WHAT THE TASK ASKS:
Provide nothing beyond the count of lines that include the string "color".

Stored items from a collection
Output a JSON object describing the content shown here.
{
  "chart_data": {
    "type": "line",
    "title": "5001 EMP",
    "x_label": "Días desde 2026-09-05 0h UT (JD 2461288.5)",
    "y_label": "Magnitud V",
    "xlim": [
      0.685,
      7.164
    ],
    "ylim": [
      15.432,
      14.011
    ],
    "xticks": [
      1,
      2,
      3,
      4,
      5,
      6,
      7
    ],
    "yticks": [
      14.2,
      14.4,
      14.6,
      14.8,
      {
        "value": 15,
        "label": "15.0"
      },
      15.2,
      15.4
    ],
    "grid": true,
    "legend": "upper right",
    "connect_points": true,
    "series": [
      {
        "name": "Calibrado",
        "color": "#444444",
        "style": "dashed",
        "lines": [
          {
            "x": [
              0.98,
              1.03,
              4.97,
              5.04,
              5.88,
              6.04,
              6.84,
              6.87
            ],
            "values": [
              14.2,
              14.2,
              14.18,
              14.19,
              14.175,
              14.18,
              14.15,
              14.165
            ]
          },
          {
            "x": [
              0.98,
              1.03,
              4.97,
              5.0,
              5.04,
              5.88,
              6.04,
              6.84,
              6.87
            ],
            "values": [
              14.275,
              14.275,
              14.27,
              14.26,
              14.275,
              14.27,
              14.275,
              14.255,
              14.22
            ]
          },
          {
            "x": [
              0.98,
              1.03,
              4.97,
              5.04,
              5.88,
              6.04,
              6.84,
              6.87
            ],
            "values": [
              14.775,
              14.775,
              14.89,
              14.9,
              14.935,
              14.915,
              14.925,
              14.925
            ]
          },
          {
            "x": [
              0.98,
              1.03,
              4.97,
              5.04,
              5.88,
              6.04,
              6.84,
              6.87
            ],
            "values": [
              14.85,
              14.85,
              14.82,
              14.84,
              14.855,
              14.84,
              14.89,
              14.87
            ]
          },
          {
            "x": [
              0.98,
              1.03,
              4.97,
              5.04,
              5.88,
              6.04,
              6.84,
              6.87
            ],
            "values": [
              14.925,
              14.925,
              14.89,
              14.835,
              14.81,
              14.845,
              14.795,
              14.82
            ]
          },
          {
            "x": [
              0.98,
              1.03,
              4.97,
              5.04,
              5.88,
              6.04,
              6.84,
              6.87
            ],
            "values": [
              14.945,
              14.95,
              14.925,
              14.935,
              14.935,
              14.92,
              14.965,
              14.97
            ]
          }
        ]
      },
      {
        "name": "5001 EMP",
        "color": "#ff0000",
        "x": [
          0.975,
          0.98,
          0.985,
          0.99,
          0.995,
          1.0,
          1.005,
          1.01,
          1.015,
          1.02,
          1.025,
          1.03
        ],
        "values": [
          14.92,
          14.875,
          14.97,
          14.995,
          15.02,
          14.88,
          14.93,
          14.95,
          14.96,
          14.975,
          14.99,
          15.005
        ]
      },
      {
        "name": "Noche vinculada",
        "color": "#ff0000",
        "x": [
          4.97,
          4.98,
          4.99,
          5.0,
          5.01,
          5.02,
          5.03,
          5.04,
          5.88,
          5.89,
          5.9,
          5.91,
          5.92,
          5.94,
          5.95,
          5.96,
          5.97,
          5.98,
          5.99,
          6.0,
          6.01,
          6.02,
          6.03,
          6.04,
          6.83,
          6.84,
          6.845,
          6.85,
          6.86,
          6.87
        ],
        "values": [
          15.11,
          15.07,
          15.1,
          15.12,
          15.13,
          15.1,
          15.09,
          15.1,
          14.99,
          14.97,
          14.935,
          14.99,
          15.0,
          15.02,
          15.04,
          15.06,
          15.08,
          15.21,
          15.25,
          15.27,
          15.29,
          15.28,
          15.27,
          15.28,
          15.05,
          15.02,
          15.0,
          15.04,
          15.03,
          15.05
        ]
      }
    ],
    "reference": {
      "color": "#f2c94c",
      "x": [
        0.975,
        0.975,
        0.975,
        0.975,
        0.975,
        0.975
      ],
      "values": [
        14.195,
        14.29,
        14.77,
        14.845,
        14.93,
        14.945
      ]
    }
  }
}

TASK SOLUTION:
4